Extract all lines in the data that contain the word "горечь".

Saved data entries:

········

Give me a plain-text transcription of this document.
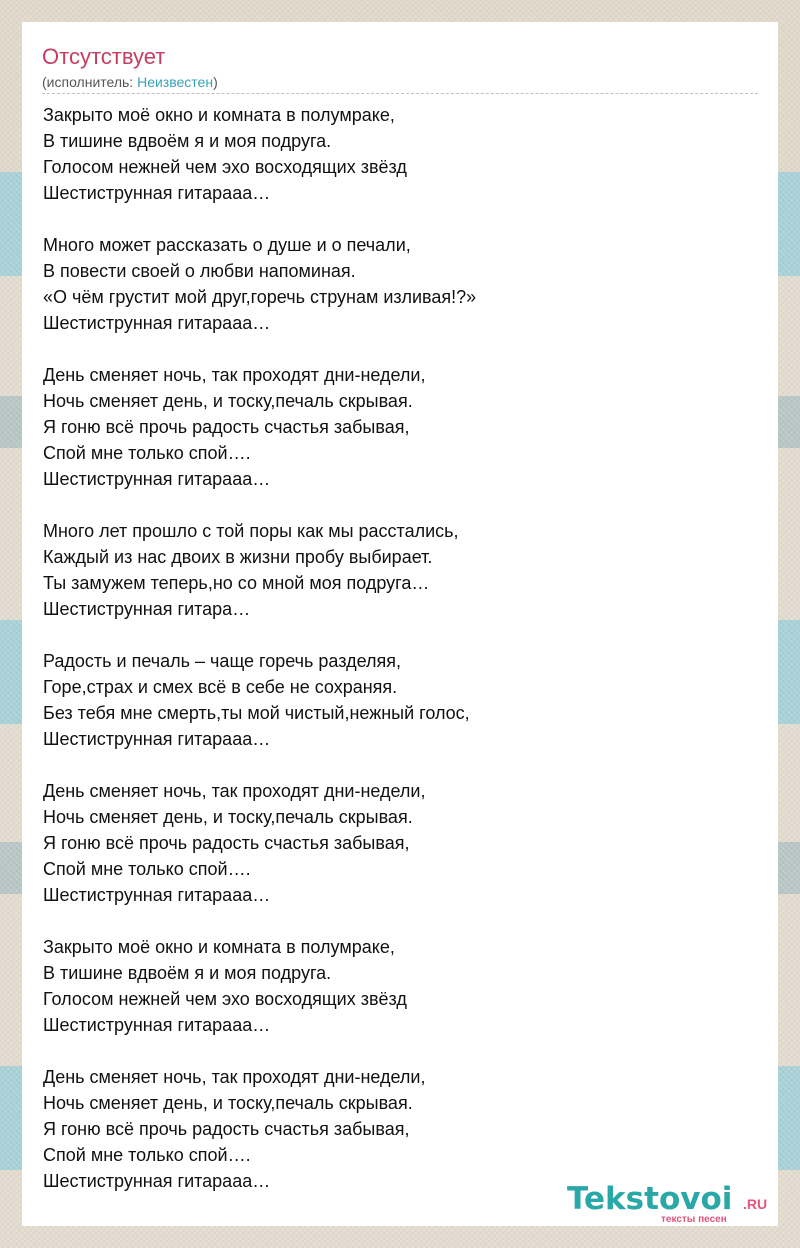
Отсутствует
(исполнитель: Неизвестен)
Закрыто моё окно и комната в полумраке,
В тишине вдвоём я и моя подруга.
Голосом нежней чем эхо восходящих звёзд
Шестиструнная гитарааа…
Много может рассказать о душе и о печали,
В повести своей о любви напоминая.
«О чём грустит мой друг,горечь струнам изливая!?»
Шестиструнная гитарааа…
День сменяет ночь, так проходят дни-недели,
Ночь сменяет день, и тоску,печаль скрывая.
Я гоню всё прочь радость счастья забывая,
Спой мне только спой….
Шестиструнная гитарааа…
Много лет прошло с той поры как мы расстались,
Каждый из нас двоих в жизни пробу выбирает.
Ты замужем теперь,но со мной моя подруга…
Шестиструнная гитара…
Радость и печаль – чаще горечь разделяя,
Горе,страх и смех всё в себе не сохраняя.
Без тебя мне смерть,ты мой чистый,нежный голос,
Шестиструнная гитарааа…
День сменяет ночь, так проходят дни-недели,
Ночь сменяет день, и тоску,печаль скрывая.
Я гоню всё прочь радость счастья забывая,
Спой мне только спой….
Шестиструнная гитарааа…
Закрыто моё окно и комната в полумраке,
В тишине вдвоём я и моя подруга.
Голосом нежней чем эхо восходящих звёзд
Шестиструнная гитарааа…
День сменяет ночь, так проходят дни-недели,
Ночь сменяет день, и тоску,печаль скрывая.
Я гоню всё прочь радость счастья забывая,
Спой мне только спой….
Шестиструнная гитарааа…	Tekstovoi .RU
тексты песен
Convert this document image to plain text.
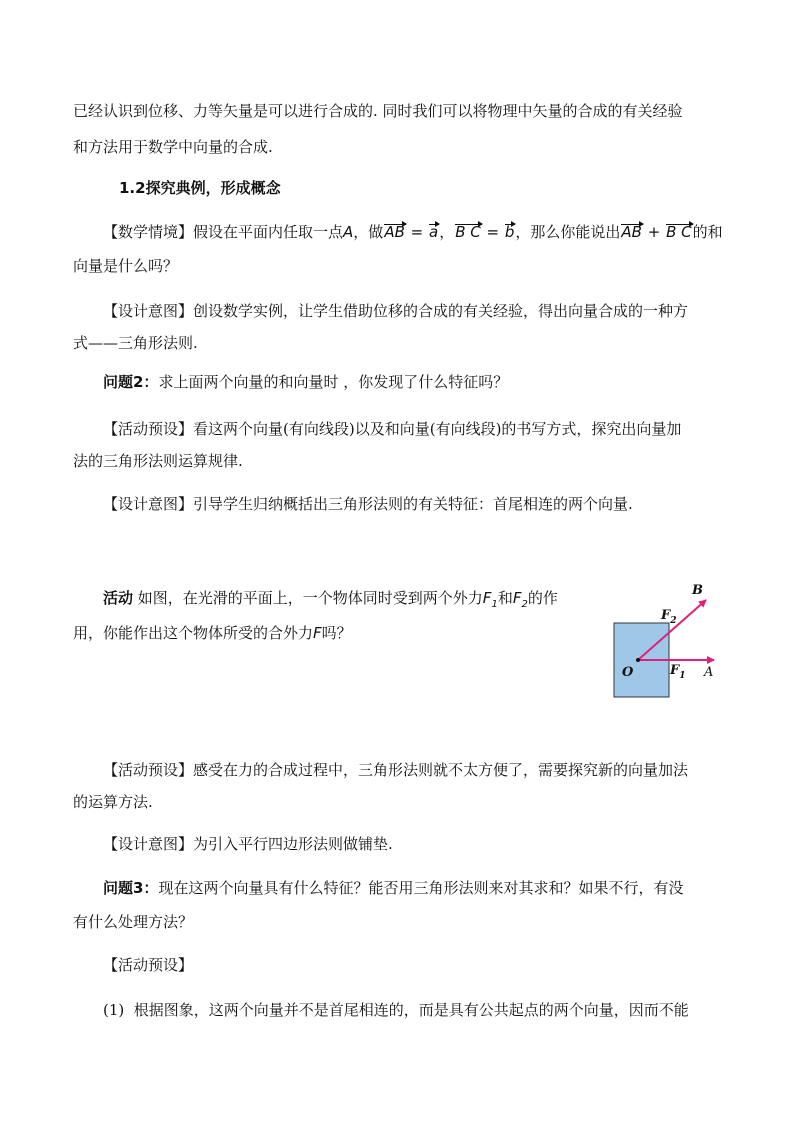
已经认识到位移、力等矢量是可以进行合成的. 同时我们可以将物理中矢量的合成的有关经验
和方法用于数学中向量的合成.
1.2探究典例，形成概念
【数学情境】假设在平面内任取一点A，做AB = a，B C = b，那么你能说出AB + B C的和
向量是什么吗？
【设计意图】创设数学实例，让学生借助位移的合成的有关经验，得出向量合成的一种方
式——三角形法则.
问题2：求上面两个向量的和向量时 ，你发现了什么特征吗？
【活动预设】看这两个向量(有向线段)以及和向量(有向线段)的书写方式，探究出向量加
法的三角形法则运算规律.
【设计意图】引导学生归纳概括出三角形法则的有关特征：首尾相连的两个向量.
活动 如图，在光滑的平面上，一个物体同时受到两个外力$F_1$和$F_2$的作
用，你能作出这个物体所受的合外力F吗？
B
$F_2$
O	$F_1$ A
【活动预设】感受在力的合成过程中，三角形法则就不太方便了，需要探究新的向量加法
的运算方法.
【设计意图】为引入平行四边形法则做铺垫.
问题3：现在这两个向量具有什么特征？能否用三角形法则来对其求和？如果不行，有没
有什么处理方法？
【活动预设】
(1) 根据图象，这两个向量并不是首尾相连的，而是具有公共起点的两个向量，因而不能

········

* **Answer below**:
«О чём грустит мой друг,горечь струнам изливая!?»
Радость и печаль – чаще горечь разделяя,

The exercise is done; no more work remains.